- [Given exercise] Copy all the data exactly, except the pictures.
### Records for the exercise ###
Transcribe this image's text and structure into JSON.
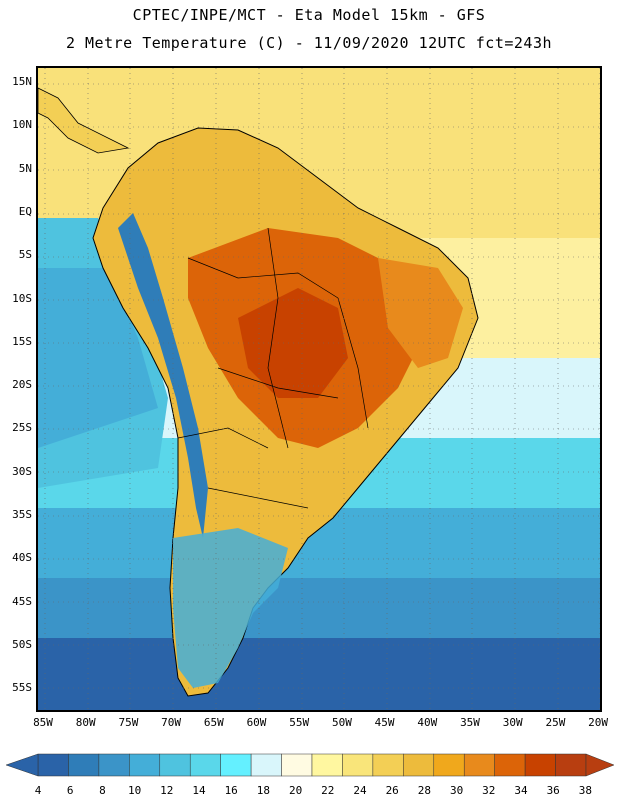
{
  "header": {
    "line1": "CPTEC/INPE/MCT -  Eta Model 15km - GFS",
    "line2": "2 Metre Temperature (C) - 11/09/2020 12UTC fct=243h"
  },
  "map": {
    "lat_labels": [
      "15N",
      "10N",
      "5N",
      "EQ",
      "5S",
      "10S",
      "15S",
      "20S",
      "25S",
      "30S",
      "35S",
      "40S",
      "45S",
      "50S",
      "55S"
    ],
    "lon_labels": [
      "85W",
      "80W",
      "75W",
      "70W",
      "65W",
      "60W",
      "55W",
      "50W",
      "45W",
      "40W",
      "35W",
      "30W",
      "25W",
      "20W"
    ]
  },
  "colorbar": {
    "labels": [
      "4",
      "6",
      "8",
      "10",
      "12",
      "14",
      "16",
      "18",
      "20",
      "22",
      "24",
      "26",
      "28",
      "30",
      "32",
      "34",
      "36",
      "38"
    ],
    "colors": [
      "#2a63a8",
      "#2f7db8",
      "#3b94c8",
      "#44aed8",
      "#4fc3df",
      "#5ad7ea",
      "#64f0ff",
      "#d9f6fb",
      "#fffbe2",
      "#fff7a0",
      "#f9e57a",
      "#f3cf55",
      "#edbb3c",
      "#f0a81c",
      "#e88a1c",
      "#dc6408",
      "#c84200",
      "#b83e10"
    ]
  }
}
###
- [Final result]
Transcribe this image's text and structure into JSON.
{
  "header": {
    "line1": "CPTEC/INPE/MCT -  Eta Model 15km - GFS",
    "line2": "2 Metre Temperature (C) - 11/09/2020 12UTC fct=243h"
  },
  "map": {
    "lat_labels": [
      "15N",
      "10N",
      "5N",
      "EQ",
      "5S",
      "10S",
      "15S",
      "20S",
      "25S",
      "30S",
      "35S",
      "40S",
      "45S",
      "50S",
      "55S"
    ],
    "lon_labels": [
      "85W",
      "80W",
      "75W",
      "70W",
      "65W",
      "60W",
      "55W",
      "50W",
      "45W",
      "40W",
      "35W",
      "30W",
      "25W",
      "20W"
    ]
  },
  "colorbar": {
    "labels": [
      "4",
      "6",
      "8",
      "10",
      "12",
      "14",
      "16",
      "18",
      "20",
      "22",
      "24",
      "26",
      "28",
      "30",
      "32",
      "34",
      "36",
      "38"
    ],
    "colors": [
      "#2a63a8",
      "#2f7db8",
      "#3b94c8",
      "#44aed8",
      "#4fc3df",
      "#5ad7ea",
      "#64f0ff",
      "#d9f6fb",
      "#fffbe2",
      "#fff7a0",
      "#f9e57a",
      "#f3cf55",
      "#edbb3c",
      "#f0a81c",
      "#e88a1c",
      "#dc6408",
      "#c84200",
      "#b83e10"
    ]
  }
}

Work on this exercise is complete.